Objective.
Report how many lines contain "reports"; state the number and nothing else.

BEGIN Data shown

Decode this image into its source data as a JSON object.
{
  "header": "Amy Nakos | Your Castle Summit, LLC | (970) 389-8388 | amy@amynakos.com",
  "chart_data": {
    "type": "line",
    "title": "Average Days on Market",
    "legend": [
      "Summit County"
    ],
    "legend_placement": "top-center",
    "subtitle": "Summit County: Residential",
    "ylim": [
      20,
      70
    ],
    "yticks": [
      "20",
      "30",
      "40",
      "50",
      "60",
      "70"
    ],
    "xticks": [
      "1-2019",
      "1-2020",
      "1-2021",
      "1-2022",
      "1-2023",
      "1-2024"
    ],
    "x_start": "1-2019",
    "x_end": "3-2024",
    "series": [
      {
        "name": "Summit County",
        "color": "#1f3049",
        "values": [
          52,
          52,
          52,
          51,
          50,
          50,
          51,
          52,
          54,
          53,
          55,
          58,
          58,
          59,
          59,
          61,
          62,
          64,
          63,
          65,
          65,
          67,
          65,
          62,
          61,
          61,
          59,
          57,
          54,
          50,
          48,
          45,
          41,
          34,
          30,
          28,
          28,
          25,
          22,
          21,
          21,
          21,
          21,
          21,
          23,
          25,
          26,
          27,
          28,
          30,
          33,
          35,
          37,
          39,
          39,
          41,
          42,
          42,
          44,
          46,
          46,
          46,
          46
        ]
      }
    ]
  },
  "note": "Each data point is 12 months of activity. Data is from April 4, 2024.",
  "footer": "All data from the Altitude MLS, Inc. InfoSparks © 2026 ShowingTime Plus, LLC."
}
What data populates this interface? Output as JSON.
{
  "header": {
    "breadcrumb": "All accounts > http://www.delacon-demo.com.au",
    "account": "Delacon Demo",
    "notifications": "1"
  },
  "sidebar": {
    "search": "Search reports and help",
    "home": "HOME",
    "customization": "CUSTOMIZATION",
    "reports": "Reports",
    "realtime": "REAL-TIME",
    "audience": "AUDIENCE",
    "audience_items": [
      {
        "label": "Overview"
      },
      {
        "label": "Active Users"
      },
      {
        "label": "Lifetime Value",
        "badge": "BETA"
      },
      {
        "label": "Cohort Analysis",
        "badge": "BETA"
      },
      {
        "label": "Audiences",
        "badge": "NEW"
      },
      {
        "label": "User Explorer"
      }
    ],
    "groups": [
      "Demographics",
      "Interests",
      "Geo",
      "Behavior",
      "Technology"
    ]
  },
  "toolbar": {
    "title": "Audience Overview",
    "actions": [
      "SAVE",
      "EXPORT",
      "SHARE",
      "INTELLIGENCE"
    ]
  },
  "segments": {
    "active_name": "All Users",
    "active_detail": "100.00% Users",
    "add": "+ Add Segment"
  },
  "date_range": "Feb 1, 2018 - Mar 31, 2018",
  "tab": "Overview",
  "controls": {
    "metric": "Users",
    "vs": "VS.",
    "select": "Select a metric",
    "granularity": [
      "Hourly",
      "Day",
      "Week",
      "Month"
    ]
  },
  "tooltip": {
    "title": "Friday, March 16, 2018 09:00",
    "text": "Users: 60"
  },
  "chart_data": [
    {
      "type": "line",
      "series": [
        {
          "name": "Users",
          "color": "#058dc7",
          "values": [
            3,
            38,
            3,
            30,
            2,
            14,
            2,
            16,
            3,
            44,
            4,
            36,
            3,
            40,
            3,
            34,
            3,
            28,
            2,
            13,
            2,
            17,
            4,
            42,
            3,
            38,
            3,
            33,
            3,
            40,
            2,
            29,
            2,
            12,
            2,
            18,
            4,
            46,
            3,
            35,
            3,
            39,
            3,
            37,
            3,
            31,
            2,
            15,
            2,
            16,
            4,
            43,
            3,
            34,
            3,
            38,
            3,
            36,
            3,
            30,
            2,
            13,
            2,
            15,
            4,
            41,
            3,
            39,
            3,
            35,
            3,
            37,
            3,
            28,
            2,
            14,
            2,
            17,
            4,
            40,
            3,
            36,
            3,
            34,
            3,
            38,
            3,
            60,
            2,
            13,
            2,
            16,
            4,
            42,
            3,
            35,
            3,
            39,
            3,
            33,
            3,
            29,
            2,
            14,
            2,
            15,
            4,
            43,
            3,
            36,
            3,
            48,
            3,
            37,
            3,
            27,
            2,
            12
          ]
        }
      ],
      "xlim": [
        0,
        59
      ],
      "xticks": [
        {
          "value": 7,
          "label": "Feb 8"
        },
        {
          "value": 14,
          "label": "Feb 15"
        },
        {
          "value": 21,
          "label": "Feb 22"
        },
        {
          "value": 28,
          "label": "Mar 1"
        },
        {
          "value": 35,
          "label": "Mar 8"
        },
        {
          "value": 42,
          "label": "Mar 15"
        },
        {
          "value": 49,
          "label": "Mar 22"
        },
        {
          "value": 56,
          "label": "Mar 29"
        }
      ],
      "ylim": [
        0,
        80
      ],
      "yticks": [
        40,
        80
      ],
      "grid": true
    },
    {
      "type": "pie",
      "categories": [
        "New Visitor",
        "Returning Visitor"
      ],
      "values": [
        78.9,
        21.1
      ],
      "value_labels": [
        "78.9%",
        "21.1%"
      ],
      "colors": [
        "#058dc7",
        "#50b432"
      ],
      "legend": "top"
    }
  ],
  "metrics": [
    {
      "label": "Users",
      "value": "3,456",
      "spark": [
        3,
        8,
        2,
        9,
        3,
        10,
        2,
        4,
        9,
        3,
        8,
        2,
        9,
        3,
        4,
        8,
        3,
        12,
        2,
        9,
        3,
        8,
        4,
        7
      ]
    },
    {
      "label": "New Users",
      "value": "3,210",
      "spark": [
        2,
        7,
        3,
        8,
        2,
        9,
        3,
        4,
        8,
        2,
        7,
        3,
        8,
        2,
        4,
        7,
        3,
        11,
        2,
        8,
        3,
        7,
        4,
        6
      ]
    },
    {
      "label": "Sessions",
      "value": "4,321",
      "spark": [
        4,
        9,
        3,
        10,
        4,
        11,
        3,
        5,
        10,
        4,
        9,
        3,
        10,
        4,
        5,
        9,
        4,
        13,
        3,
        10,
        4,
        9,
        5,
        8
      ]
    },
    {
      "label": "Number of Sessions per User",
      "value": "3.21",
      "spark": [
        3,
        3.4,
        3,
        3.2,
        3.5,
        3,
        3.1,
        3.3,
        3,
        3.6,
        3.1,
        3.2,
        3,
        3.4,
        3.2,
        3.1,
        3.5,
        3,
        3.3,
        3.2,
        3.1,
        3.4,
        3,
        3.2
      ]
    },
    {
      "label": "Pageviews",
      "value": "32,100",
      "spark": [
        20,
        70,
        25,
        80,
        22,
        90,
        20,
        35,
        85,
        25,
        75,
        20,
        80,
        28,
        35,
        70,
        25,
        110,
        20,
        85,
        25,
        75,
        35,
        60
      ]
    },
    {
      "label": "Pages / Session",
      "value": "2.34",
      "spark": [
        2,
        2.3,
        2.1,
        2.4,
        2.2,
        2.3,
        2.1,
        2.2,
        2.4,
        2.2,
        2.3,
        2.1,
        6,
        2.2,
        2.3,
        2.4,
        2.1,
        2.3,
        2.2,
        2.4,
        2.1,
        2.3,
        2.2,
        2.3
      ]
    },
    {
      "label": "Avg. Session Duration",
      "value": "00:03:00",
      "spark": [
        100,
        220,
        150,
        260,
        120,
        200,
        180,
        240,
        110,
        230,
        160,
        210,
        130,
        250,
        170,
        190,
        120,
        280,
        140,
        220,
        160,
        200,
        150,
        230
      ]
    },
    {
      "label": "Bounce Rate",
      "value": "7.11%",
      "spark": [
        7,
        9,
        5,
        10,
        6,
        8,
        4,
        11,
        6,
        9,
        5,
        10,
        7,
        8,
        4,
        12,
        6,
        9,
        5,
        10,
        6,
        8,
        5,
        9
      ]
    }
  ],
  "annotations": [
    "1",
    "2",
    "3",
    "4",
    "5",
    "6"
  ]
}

END Data shown

Solved exercise.
2